[Records from a collection]
## start

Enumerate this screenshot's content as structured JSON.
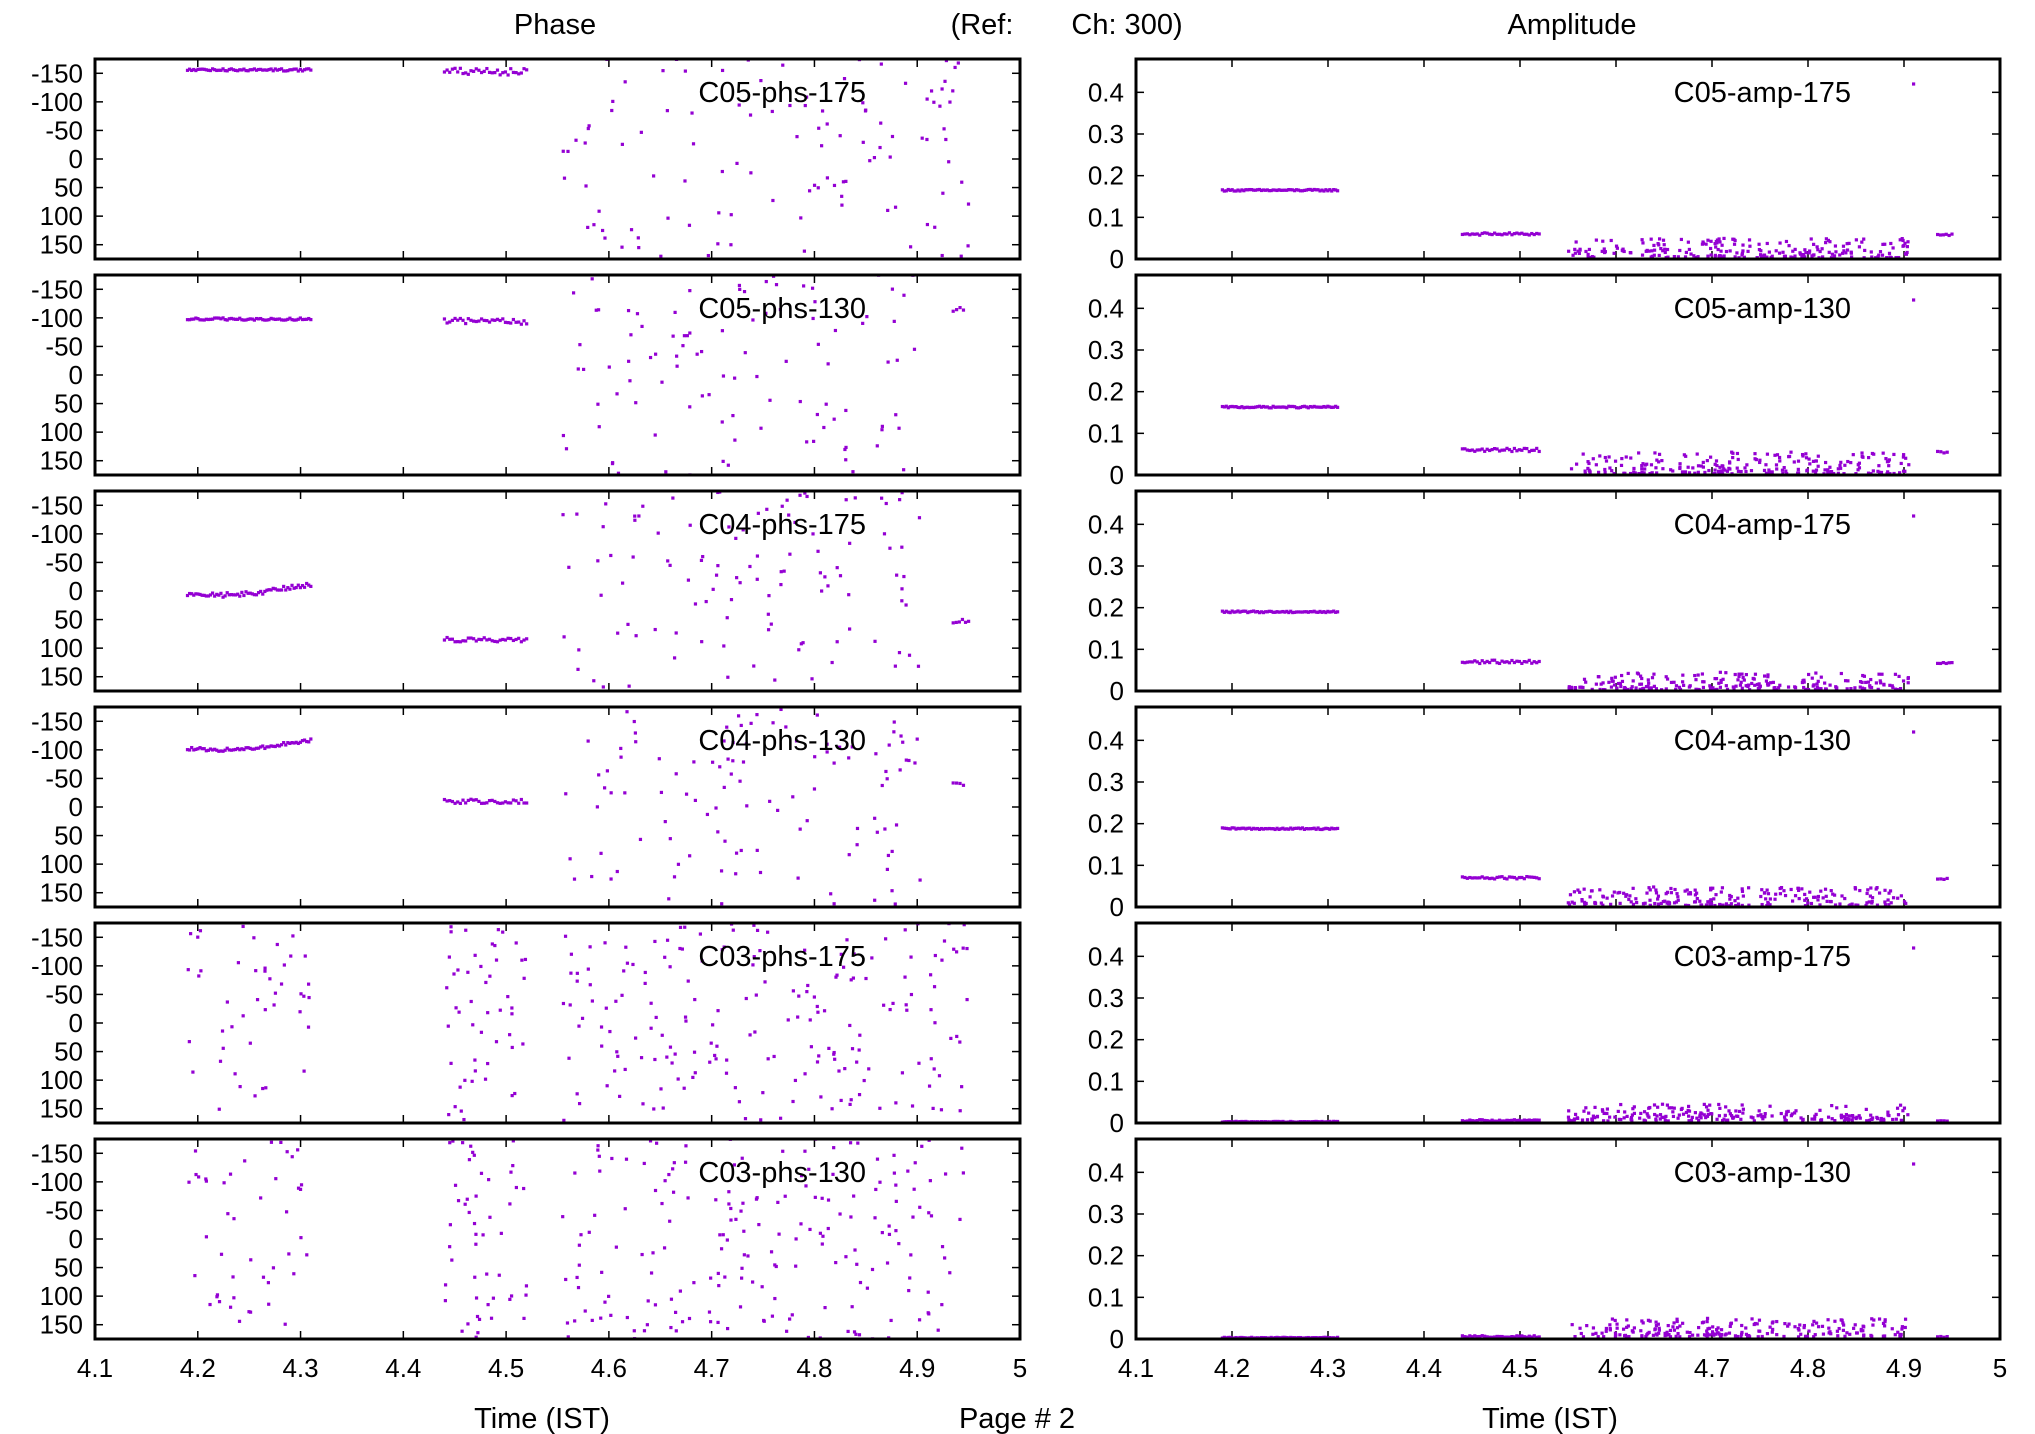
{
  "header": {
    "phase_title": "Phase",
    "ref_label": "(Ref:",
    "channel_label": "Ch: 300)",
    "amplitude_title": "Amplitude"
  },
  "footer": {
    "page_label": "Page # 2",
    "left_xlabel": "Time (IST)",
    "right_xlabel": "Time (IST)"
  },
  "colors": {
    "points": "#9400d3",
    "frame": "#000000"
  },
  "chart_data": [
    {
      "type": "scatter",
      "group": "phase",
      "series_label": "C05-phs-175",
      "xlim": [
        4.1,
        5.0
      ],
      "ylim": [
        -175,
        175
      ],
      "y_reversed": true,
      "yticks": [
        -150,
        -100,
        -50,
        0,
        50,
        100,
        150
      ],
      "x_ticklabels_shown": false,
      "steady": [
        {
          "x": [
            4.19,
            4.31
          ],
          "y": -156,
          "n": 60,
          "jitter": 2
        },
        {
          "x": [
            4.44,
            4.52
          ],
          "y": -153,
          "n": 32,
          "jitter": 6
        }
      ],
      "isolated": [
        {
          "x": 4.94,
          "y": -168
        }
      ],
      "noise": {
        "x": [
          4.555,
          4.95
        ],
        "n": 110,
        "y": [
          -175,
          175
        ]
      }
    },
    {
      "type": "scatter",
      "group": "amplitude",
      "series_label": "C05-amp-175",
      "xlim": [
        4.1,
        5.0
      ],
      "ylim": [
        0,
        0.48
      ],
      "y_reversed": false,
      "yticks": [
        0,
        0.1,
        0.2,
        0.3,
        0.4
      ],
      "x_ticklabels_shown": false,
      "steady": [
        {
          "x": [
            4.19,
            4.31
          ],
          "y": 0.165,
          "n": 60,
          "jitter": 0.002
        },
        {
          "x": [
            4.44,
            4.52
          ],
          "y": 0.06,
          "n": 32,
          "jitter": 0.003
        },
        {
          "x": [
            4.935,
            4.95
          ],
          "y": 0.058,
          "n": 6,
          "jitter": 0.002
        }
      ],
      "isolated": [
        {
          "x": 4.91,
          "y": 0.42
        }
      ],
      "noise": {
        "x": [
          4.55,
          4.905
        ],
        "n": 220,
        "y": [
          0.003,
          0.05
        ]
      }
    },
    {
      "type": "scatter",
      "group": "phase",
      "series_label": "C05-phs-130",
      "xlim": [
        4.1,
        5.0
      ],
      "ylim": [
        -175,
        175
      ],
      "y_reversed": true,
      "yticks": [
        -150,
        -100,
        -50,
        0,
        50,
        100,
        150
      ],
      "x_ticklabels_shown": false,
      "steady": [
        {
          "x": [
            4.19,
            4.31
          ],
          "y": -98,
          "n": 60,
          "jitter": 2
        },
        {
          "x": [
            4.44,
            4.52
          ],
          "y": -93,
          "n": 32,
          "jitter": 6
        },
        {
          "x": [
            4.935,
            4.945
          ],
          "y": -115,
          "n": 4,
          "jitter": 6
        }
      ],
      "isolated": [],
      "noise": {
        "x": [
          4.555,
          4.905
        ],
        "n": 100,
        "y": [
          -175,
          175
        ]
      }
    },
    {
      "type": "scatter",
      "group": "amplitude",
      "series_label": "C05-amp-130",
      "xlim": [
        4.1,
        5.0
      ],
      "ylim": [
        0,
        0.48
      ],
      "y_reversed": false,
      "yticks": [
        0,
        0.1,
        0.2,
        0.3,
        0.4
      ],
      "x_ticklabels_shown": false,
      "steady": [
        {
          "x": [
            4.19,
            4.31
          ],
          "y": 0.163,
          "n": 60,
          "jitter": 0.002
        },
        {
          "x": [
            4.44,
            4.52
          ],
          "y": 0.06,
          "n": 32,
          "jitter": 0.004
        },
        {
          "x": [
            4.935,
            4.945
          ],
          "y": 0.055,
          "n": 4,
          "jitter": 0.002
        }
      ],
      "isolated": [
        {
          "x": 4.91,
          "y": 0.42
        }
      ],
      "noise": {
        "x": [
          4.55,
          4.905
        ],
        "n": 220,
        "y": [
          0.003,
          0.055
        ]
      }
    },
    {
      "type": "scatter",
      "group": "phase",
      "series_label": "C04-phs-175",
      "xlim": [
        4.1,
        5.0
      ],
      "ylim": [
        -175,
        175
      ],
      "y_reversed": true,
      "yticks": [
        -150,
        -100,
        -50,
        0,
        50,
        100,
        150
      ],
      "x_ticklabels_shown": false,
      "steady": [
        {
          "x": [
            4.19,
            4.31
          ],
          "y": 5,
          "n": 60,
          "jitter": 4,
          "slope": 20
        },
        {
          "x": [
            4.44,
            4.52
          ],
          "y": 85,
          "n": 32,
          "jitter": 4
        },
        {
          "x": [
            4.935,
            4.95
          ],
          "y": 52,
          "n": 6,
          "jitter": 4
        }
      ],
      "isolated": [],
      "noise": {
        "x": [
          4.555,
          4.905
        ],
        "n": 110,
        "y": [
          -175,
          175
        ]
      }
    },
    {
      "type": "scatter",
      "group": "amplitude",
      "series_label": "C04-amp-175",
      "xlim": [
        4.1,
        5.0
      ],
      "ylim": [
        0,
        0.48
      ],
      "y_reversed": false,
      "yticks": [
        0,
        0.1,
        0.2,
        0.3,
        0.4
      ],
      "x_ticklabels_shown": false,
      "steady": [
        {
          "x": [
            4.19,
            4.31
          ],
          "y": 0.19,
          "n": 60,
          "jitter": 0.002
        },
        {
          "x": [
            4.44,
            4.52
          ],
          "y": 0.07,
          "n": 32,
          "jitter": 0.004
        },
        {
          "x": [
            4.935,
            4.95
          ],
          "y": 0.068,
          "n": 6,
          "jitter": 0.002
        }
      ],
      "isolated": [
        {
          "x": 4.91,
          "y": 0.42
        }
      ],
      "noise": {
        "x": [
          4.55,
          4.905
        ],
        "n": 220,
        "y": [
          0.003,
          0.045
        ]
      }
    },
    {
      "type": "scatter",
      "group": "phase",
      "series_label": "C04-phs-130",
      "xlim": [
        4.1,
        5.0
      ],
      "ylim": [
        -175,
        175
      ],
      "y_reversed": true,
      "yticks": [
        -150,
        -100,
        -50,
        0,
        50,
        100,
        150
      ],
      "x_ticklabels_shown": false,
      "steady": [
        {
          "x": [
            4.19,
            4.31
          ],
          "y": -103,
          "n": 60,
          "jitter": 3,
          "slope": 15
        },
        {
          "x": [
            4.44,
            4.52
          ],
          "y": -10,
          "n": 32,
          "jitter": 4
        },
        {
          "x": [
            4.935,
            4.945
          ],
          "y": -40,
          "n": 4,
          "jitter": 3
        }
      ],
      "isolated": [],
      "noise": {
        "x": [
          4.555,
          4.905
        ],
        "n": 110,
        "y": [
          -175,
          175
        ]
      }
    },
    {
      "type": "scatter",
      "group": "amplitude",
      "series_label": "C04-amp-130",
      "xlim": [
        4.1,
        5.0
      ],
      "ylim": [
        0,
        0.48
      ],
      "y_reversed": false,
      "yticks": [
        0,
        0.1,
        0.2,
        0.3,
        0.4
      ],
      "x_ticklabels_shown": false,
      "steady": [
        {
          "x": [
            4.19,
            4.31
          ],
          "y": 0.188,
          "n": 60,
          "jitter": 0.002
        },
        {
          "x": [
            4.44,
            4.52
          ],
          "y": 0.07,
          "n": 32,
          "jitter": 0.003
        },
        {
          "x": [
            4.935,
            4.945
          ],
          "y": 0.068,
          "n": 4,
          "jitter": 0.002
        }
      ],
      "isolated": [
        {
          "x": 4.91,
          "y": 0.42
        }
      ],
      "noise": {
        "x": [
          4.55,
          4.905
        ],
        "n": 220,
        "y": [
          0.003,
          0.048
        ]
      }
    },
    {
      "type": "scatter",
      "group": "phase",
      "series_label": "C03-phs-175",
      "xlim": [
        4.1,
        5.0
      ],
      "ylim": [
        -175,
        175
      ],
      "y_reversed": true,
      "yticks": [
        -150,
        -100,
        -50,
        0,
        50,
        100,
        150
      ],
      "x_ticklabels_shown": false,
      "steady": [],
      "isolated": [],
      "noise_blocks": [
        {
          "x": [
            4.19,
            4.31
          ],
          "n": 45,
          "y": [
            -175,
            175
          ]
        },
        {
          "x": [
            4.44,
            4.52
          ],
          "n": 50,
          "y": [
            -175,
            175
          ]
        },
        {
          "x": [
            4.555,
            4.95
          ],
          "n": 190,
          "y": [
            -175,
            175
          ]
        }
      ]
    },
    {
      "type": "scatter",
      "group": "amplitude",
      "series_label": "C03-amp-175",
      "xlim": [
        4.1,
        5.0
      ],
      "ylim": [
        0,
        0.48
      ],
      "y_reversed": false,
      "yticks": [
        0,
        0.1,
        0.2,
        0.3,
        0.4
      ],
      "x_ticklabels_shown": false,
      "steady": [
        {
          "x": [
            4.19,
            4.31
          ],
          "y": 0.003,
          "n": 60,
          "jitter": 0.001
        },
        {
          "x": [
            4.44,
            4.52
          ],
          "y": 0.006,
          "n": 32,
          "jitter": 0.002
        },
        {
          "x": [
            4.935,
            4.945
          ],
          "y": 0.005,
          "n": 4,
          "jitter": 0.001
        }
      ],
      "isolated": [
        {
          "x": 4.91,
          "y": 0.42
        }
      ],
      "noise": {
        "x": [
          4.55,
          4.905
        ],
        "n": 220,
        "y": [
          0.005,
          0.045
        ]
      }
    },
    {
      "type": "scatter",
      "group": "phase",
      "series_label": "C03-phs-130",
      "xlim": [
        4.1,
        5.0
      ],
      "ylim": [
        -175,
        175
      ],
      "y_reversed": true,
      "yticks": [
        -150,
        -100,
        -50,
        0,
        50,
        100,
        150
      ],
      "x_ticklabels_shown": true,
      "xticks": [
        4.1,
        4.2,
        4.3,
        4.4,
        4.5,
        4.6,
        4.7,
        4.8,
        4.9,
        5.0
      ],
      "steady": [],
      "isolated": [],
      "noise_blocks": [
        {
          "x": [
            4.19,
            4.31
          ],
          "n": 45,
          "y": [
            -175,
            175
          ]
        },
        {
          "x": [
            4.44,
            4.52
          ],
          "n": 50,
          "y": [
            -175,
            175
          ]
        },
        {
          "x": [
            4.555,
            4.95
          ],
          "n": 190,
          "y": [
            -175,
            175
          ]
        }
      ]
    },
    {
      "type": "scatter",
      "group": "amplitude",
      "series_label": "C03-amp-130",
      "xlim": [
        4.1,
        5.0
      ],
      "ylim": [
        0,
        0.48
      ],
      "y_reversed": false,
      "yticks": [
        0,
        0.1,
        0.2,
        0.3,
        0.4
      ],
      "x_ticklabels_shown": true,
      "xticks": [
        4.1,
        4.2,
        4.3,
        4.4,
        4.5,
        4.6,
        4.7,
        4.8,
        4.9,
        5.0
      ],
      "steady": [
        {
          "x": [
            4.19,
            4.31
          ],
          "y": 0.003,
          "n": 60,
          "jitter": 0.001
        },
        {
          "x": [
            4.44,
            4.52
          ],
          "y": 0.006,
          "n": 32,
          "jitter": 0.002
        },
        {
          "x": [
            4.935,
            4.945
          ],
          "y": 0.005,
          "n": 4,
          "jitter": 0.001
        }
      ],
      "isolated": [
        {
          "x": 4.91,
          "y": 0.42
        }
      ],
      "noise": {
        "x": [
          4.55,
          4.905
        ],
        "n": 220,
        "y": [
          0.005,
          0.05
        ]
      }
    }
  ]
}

## end

- **THE PROBLEM**: Counting only lines of the data above that hold "Time", report the total and nothing else.

- **FULL RESPONSE**: 2